+++ DATA FOR THIS TASK +++

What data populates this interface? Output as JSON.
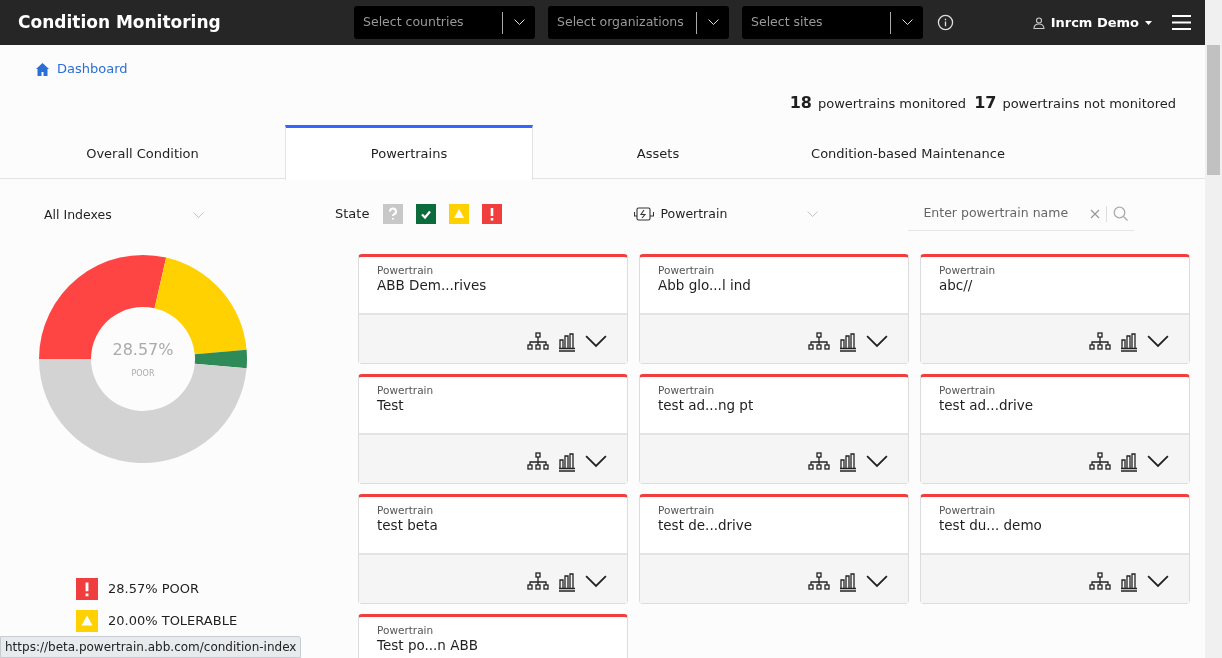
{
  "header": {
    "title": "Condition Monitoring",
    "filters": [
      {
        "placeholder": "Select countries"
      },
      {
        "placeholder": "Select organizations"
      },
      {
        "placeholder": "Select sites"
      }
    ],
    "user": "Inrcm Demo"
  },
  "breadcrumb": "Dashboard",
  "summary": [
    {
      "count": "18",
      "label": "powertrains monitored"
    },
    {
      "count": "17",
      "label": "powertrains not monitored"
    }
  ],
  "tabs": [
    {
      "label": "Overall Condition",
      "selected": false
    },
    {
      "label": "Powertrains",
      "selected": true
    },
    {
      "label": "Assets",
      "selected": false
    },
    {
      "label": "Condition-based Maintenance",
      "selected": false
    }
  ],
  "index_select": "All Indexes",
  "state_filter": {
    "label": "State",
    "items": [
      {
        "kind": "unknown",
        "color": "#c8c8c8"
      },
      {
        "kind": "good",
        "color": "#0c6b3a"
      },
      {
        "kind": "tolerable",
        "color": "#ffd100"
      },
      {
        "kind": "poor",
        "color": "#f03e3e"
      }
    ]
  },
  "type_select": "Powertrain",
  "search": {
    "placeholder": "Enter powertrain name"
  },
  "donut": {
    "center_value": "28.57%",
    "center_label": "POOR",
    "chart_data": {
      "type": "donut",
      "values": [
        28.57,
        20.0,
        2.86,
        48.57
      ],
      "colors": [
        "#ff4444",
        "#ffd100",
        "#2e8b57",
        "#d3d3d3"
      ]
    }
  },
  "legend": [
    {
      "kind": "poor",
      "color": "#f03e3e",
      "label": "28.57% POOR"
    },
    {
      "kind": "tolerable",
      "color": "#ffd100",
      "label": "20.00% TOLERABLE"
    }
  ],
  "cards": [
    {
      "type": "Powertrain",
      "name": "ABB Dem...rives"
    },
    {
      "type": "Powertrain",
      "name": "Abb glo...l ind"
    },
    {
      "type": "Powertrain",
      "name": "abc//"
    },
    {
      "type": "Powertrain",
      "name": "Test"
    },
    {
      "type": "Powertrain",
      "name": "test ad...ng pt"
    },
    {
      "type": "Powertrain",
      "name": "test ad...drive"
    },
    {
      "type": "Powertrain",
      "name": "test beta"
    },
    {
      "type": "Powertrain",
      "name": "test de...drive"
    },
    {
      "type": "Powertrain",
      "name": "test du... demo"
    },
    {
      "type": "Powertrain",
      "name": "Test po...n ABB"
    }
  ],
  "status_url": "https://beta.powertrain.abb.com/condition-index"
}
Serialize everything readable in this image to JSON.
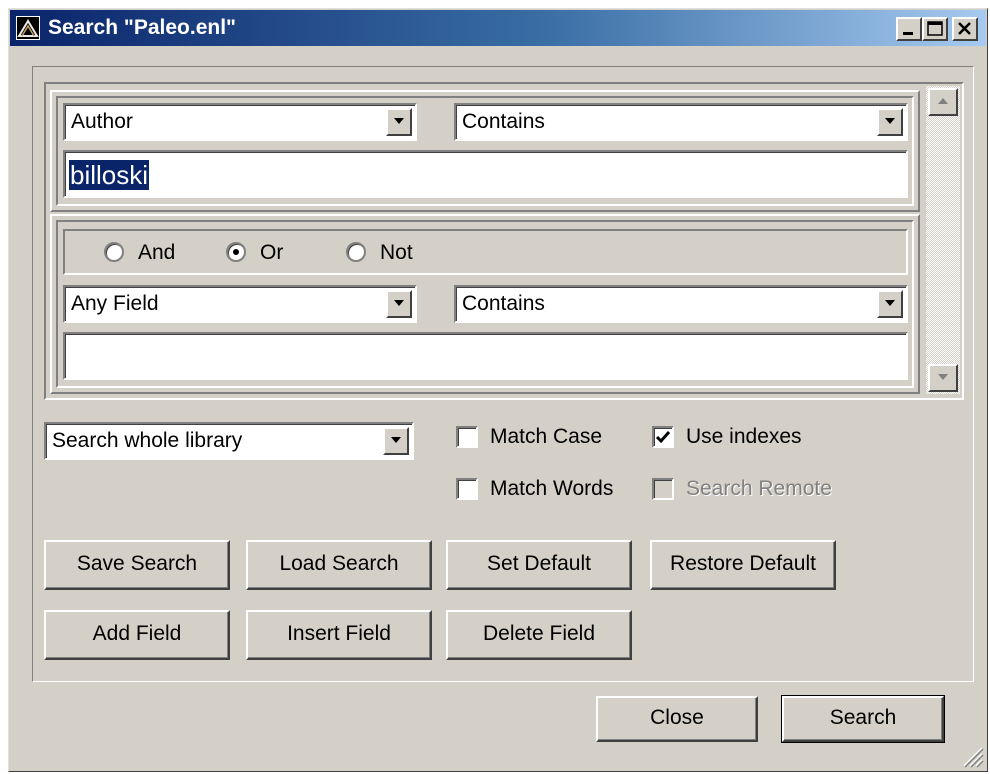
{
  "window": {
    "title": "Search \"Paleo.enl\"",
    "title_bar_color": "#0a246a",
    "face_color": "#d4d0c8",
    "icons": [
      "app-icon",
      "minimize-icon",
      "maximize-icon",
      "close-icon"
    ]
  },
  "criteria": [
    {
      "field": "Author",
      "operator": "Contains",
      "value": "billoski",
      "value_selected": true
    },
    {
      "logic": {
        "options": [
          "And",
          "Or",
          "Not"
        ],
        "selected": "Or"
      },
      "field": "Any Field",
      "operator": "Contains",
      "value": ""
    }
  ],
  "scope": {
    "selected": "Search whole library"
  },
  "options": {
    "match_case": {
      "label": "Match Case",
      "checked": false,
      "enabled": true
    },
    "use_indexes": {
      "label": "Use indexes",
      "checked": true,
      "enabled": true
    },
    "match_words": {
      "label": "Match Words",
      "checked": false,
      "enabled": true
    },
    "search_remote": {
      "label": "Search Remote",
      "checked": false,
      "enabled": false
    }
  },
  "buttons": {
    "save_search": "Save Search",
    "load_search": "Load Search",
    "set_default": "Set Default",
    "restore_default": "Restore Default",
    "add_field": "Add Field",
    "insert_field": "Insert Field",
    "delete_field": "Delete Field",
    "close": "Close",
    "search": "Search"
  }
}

+++

Whenever "drive" turns up in a line, pick that line out.

RESULT>
      "name": "test ad...drive"
      "name": "test de...drive"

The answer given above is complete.